Work to do |
- A) List everyone named in the CC field of the bug report.
- B) Rewrite the entries from the first line up to and including the line with "- table-cell[interactable]: [346, 817, 459, 863]", changing "table-row" to "grid-row" and leaving everything else as it is.

## BEGIN Extract to read

Note: This bug is displayed in read-only format because the product is no longer active in Red Hat Bugzilla.

Bug 745881 (EDG-96)

Summary:	SuspectException not handled in hotrod client
Product:	[JBoss] JBoss Data Grid 5	Reporter:	Michal Linhard <mlinhard>
Component:	Infinispan	Assignee:	Default User <jbpapp-maint>
Status:	CLOSED NEXTRELEASE	QA Contact:
Severity:	high	Docs Contact:
Priority:	high
Version:	EAP 5.1.0 EDG TP	CC:	galder.zamarreno, mlinhard, nobody, rachmato, rhusar
Target Milestone:	---
Target Release:	EAP 5.1.0 EDG TP
Hardware:	Unspecified
OS:	Unspecified
URL:	http://jira.jboss.org/jira/browse/EDG-96
Whiteboard:
Fixed In Version:		Doc Type:	Bug Fix
Doc Text:		Story Points:	---
Clone Of:		Environment:
Last Closed:	2011-05-17 08:06:22 UTC	Type:	Bug
Regression:	---	Mount Type:	---
Documentation:	---	CRM:
Verified Versions:		Category:	---
oVirt Team:	---	RHEL 7.3 requirements from Atomic Host:
Cloudforms Team:	---	Target Upstream Version:
Embargoed:

Description Michal Linhard 2011-05-06 10:24:35 UTC

project_key: EDG

As a client supporting failover, hotrod java client should be able to handle org.infinispan.remoting.transport.jgroups.SuspectException based on the JGroups layer failure detection on the serverside.

the example scenario in which we're observing this commonly is:
we have a cluster node1, node2, node3, node4
we use dist mode, owners of key A are node1, node3
PUT operation for key A goes to a node1 and infinispan on node1 tries to replicate to node3 - which is failed.
node1 gets SuspectException and rethrows to client

Comment 1 Michal Linhard 2011-05-06 10:25:22 UTC

Link: Added: This issue is incorporated by JBPAPP-6054

Comment 2 Michal Linhard 2011-05-06 10:37:34 UTC

second thought:
actually maybe the client is not the place to deal with this at all and the SuspectException should be not thrown at all, when we know we have a possibility to fail over to different node. maybe this could be dealt with in node1 (from the example).

## END Extract to read
## BEGIN Provided entries

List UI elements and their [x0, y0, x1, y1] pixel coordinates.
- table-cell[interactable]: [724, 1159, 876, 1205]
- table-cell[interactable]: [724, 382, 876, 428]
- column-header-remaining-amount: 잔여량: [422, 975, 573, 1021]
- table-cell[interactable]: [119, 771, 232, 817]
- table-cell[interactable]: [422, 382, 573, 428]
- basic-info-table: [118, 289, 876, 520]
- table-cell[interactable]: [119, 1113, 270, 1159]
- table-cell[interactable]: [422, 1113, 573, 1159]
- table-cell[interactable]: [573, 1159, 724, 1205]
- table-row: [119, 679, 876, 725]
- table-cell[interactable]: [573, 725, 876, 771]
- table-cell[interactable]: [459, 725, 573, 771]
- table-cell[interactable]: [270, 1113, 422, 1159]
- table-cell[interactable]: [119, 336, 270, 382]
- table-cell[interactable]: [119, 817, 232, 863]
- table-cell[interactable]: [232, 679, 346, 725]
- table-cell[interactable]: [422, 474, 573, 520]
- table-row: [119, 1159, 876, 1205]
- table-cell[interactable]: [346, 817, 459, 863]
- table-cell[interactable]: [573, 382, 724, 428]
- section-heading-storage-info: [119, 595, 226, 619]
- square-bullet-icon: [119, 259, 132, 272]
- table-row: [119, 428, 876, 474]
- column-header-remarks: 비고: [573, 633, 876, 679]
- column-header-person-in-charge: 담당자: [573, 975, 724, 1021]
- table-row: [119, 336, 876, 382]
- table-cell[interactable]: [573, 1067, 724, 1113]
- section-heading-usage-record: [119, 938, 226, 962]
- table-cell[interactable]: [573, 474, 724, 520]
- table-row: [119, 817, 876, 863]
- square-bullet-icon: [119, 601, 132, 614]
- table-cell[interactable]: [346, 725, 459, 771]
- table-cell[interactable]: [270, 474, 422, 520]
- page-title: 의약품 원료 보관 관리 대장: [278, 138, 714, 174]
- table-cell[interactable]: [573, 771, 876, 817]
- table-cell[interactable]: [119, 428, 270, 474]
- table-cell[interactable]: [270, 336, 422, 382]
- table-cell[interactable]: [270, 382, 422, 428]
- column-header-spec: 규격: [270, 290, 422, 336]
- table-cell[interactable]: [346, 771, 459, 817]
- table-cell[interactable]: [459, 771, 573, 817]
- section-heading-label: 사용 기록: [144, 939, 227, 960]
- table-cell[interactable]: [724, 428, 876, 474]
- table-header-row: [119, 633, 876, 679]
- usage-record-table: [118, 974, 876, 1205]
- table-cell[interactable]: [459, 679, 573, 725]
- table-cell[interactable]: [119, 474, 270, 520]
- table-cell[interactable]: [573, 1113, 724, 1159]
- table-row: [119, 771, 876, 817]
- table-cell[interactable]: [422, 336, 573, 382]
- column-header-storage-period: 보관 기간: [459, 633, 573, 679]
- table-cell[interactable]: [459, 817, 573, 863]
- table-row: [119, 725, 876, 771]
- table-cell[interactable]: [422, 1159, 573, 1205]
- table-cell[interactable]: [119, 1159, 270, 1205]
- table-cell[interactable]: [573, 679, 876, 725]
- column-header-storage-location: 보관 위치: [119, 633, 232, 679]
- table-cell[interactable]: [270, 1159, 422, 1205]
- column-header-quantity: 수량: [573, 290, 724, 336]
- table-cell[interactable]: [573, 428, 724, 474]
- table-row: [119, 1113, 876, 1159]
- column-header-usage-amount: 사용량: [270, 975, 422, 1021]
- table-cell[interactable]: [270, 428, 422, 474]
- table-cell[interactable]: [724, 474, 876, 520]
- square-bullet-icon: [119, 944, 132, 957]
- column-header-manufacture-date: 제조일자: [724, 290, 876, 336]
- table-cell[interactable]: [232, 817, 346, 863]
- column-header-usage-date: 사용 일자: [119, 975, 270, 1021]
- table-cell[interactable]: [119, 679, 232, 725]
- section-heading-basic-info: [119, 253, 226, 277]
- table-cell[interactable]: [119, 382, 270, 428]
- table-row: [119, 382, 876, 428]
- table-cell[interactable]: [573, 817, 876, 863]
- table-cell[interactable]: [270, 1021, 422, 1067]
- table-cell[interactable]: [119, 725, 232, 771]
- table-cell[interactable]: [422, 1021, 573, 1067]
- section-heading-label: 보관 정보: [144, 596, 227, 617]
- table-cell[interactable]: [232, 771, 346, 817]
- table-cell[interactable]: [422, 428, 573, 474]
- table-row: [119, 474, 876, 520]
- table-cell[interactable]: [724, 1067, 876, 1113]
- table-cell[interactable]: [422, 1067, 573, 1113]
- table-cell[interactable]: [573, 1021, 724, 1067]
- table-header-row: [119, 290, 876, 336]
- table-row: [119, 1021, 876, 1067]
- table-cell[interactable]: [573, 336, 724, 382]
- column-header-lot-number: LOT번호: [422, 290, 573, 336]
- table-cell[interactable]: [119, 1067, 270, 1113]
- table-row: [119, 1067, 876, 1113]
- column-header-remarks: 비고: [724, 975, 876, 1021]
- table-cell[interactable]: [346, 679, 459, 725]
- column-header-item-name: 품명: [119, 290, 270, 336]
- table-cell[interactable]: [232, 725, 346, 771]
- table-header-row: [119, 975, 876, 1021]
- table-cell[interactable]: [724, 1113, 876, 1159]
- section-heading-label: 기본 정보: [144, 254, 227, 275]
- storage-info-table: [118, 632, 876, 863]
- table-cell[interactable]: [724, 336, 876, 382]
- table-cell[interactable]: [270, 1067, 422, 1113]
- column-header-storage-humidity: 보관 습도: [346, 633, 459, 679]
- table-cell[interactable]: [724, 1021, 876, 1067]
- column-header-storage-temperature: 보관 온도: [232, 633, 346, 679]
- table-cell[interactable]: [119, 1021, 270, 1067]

## END Provided entries

Per-task outputs |
- A) galder.zamarreno, mlinhard, nobody, rachmato, rhusar

- B)
List UI elements and their [x0, y0, x1, y1] pixel coordinates.
- table-cell[interactable]: [724, 1159, 876, 1205]
- table-cell[interactable]: [724, 382, 876, 428]
- column-header-remaining-amount: 잔여량: [422, 975, 573, 1021]
- table-cell[interactable]: [119, 771, 232, 817]
- table-cell[interactable]: [422, 382, 573, 428]
- basic-info-table: [118, 289, 876, 520]
- table-cell[interactable]: [119, 1113, 270, 1159]
- table-cell[interactable]: [422, 1113, 573, 1159]
- table-cell[interactable]: [573, 1159, 724, 1205]
- grid-row: [119, 679, 876, 725]
- table-cell[interactable]: [573, 725, 876, 771]
- table-cell[interactable]: [459, 725, 573, 771]
- table-cell[interactable]: [270, 1113, 422, 1159]
- table-cell[interactable]: [119, 336, 270, 382]
- table-cell[interactable]: [119, 817, 232, 863]
- table-cell[interactable]: [232, 679, 346, 725]
- table-cell[interactable]: [422, 474, 573, 520]
- grid-row: [119, 1159, 876, 1205]
- table-cell[interactable]: [346, 817, 459, 863]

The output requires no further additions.